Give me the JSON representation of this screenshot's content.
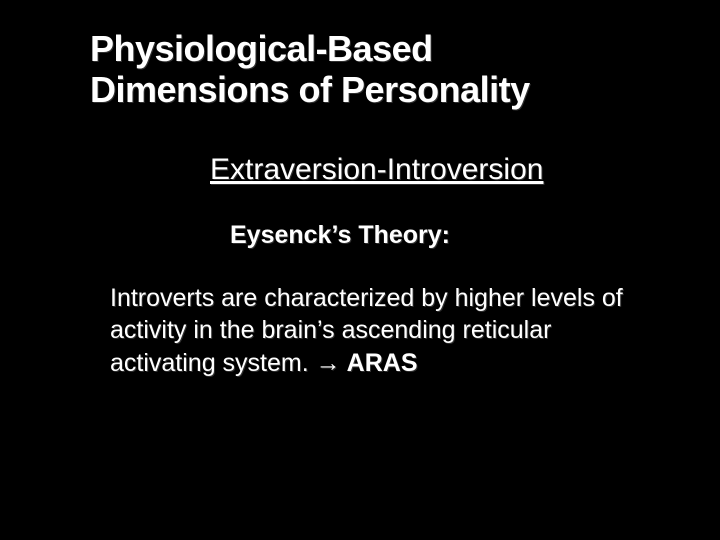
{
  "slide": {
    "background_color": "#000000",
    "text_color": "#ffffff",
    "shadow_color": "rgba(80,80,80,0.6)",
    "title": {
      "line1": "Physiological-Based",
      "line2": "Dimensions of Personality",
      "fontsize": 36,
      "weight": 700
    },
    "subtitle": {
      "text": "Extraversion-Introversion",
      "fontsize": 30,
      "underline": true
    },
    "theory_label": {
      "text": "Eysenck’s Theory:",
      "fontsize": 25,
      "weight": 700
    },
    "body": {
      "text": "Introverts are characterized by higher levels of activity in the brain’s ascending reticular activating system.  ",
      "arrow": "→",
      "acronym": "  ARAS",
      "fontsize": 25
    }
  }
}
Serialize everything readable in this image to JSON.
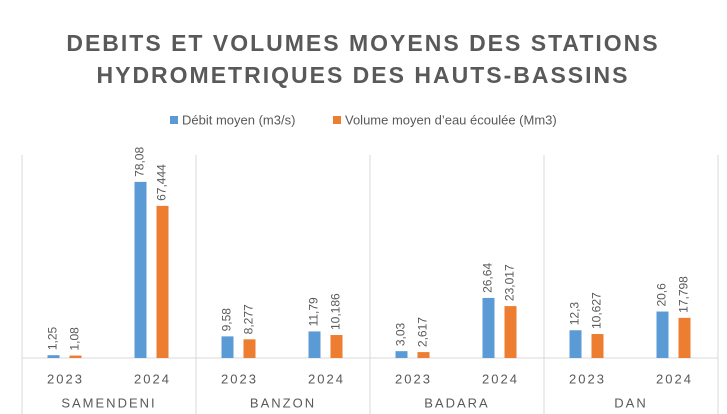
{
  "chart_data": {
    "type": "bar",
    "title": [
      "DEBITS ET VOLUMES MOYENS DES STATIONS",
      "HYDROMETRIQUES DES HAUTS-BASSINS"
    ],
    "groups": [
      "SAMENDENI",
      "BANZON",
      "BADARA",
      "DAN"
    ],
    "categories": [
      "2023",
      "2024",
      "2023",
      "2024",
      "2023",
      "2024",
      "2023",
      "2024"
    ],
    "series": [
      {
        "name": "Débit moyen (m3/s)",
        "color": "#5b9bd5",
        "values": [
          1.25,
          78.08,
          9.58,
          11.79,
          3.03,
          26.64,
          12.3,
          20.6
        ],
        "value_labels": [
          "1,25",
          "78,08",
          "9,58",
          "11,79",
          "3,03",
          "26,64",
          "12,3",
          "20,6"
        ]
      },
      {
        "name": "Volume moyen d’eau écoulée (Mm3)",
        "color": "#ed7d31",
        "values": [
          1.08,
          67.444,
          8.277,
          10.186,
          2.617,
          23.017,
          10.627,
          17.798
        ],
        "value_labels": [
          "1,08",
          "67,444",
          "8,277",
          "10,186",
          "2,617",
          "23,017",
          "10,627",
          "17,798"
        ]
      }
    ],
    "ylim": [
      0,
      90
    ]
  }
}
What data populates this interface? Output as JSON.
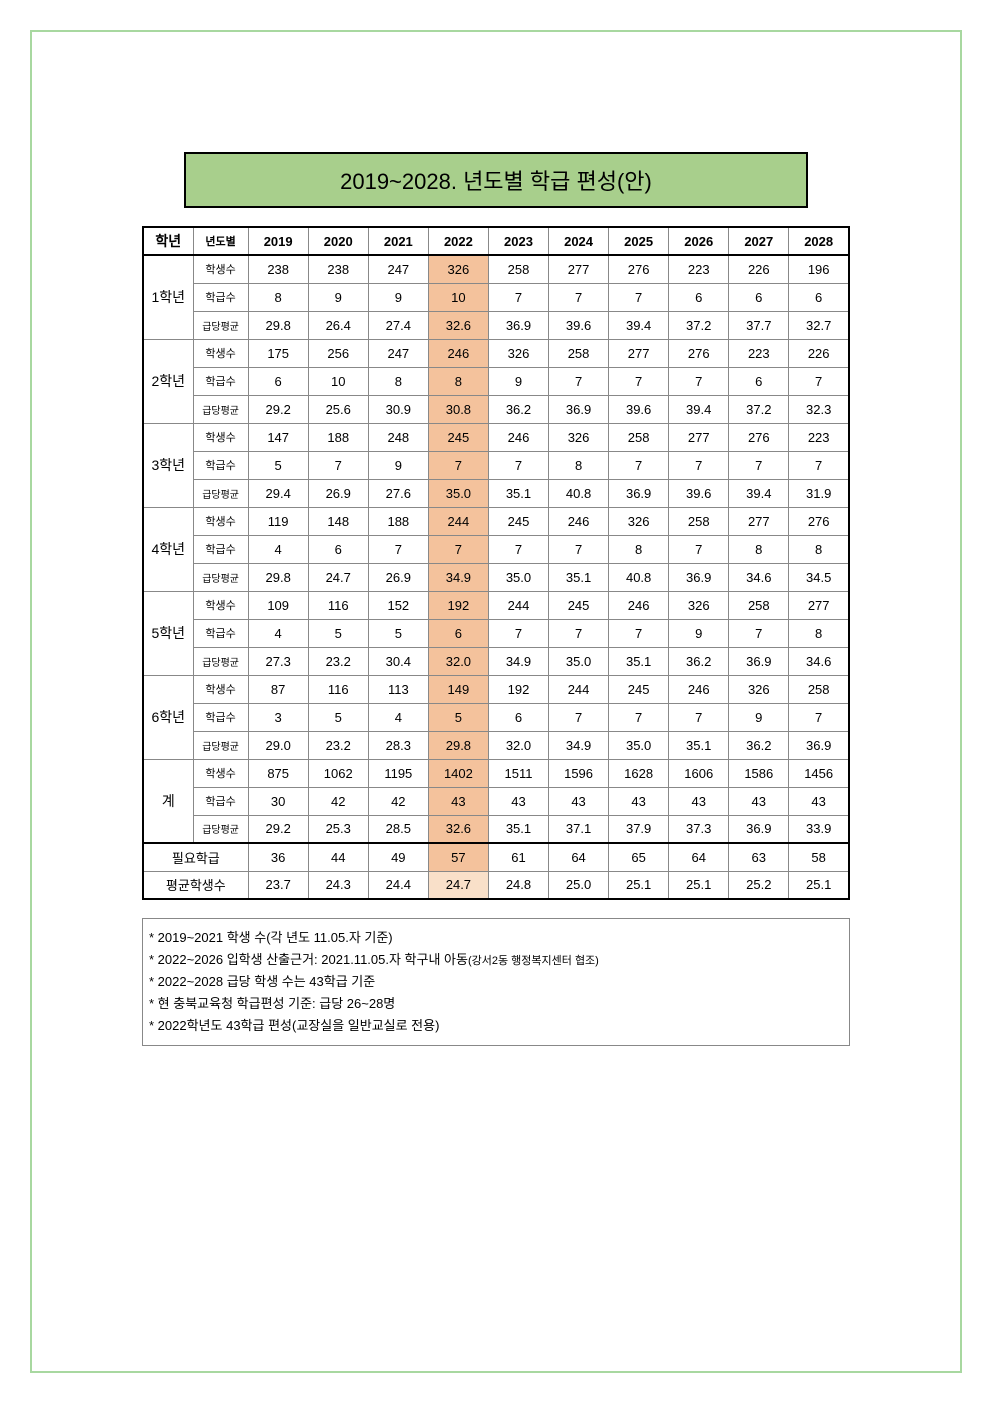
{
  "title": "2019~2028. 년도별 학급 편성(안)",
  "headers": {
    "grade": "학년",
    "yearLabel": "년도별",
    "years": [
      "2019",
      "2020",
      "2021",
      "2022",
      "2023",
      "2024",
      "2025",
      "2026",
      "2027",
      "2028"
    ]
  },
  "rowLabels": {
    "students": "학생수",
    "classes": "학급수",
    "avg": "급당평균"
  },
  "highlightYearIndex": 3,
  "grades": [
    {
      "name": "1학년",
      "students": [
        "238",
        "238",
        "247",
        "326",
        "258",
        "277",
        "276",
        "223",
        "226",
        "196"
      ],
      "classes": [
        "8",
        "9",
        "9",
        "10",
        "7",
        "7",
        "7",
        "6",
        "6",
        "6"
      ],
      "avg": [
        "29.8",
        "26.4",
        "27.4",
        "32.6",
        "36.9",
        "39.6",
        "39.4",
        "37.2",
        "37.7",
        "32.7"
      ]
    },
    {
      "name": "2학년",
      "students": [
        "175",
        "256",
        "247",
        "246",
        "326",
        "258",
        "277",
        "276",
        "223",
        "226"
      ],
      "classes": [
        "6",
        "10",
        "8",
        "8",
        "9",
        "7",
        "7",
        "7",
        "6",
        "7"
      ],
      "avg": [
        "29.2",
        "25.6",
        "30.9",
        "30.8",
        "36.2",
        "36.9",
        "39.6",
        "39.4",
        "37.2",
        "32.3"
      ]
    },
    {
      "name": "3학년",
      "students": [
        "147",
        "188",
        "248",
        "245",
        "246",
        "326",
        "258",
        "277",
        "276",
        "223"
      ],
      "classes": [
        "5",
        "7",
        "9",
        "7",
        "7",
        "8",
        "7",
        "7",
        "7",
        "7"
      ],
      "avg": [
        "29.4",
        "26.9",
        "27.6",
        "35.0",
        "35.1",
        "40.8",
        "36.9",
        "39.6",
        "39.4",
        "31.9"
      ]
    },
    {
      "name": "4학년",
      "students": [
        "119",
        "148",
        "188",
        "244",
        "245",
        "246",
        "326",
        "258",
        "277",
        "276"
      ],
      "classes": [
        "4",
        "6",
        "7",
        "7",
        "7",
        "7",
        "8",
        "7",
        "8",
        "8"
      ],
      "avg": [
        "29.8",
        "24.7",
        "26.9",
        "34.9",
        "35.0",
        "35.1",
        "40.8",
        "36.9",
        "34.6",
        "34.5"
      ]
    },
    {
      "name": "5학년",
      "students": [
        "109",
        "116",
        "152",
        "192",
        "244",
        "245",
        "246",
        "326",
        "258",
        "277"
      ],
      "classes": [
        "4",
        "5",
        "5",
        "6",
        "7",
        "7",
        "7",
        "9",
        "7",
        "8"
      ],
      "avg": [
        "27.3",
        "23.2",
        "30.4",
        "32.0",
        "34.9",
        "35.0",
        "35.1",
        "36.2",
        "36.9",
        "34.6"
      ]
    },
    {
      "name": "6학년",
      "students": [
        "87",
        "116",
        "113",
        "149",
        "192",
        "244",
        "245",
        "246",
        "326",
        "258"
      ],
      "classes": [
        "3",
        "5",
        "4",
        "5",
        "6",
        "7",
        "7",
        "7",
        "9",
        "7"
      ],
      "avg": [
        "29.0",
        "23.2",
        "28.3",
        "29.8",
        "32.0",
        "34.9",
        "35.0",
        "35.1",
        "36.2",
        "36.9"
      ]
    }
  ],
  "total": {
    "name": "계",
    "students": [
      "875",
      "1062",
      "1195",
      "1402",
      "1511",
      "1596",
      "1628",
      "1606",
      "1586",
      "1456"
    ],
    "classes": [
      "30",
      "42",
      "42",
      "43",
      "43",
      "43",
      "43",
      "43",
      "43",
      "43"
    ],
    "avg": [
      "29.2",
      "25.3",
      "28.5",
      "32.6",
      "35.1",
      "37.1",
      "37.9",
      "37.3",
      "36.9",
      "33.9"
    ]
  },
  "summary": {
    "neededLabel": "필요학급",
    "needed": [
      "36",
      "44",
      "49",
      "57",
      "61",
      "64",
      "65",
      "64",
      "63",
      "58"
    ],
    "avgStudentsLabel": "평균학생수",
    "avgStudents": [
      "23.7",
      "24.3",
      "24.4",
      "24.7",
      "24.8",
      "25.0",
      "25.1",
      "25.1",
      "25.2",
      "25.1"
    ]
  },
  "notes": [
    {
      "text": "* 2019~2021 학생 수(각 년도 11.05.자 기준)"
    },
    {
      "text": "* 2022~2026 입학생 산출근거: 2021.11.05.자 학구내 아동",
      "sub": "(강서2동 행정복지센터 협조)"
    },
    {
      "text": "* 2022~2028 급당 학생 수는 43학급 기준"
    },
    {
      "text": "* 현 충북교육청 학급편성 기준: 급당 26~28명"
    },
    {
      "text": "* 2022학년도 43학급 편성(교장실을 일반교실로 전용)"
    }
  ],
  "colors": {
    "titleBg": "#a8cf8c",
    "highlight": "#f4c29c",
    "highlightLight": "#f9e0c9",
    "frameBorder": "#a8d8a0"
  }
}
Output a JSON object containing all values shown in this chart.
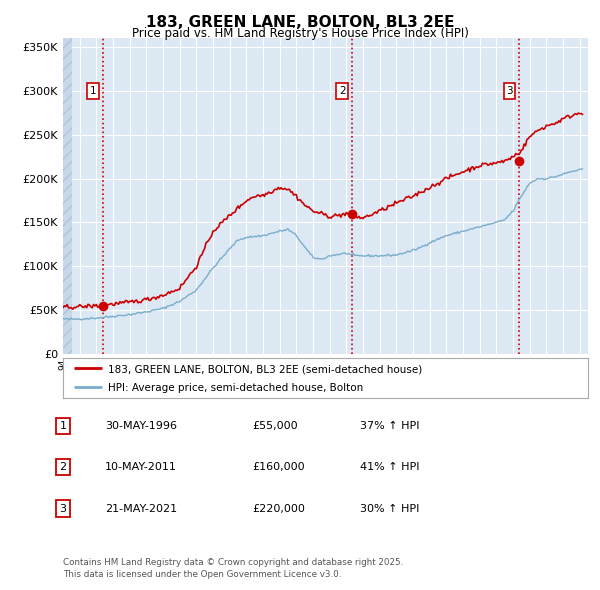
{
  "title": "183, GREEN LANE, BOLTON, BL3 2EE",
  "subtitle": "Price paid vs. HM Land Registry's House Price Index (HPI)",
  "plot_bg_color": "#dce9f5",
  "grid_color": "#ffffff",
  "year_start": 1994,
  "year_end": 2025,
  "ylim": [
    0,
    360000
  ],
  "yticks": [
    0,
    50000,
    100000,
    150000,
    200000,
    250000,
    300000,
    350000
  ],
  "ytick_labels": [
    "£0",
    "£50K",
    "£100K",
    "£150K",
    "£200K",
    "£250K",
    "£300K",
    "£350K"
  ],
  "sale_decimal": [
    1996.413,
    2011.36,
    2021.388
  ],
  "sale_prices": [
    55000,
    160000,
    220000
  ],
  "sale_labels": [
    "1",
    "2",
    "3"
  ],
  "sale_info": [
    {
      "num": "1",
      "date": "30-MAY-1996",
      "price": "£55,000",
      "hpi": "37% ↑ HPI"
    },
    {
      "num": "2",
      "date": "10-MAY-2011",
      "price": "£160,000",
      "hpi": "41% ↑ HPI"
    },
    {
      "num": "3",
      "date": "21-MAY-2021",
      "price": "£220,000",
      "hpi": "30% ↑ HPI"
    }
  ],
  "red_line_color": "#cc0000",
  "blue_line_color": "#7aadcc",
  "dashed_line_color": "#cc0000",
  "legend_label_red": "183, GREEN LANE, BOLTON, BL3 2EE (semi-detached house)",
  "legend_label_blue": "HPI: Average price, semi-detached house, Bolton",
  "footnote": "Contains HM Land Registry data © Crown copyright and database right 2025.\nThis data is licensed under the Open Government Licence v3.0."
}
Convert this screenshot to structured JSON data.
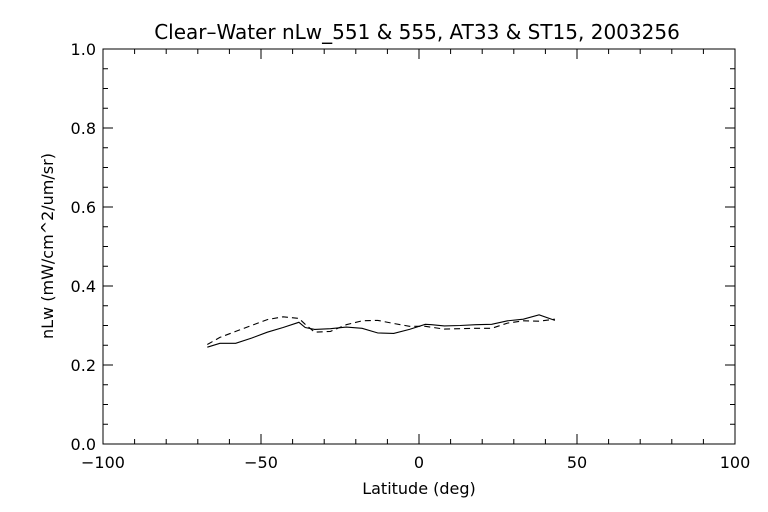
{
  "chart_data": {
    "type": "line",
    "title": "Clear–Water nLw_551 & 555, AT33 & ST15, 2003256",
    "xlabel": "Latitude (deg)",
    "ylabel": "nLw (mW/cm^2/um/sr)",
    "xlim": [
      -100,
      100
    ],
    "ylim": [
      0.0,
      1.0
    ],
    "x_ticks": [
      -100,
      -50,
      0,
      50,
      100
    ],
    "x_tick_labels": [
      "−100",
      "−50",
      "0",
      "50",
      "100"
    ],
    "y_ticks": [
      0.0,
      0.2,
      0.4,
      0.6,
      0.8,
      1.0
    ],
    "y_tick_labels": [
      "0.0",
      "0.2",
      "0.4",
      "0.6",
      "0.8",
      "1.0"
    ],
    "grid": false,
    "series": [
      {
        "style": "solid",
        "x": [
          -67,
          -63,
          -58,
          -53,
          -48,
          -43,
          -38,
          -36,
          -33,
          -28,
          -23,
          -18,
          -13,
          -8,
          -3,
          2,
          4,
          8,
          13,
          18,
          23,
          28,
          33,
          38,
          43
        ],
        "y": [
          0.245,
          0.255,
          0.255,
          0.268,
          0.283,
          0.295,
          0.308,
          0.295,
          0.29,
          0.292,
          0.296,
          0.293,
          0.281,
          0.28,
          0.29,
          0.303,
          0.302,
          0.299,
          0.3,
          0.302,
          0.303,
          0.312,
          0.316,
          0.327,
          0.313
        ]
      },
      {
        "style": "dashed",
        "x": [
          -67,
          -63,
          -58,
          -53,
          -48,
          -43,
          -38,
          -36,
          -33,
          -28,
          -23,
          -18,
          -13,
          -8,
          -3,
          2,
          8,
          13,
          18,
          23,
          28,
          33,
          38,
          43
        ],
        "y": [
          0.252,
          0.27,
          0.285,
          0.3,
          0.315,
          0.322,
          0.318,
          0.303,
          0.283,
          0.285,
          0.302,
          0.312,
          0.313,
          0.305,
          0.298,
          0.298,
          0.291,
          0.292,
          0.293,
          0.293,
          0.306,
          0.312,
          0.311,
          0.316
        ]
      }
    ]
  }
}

===============

◆ **Your goal**:
State how many lines of the entries above include the word "screenshot", offering no text other than the number.

◆ **Reply**:
2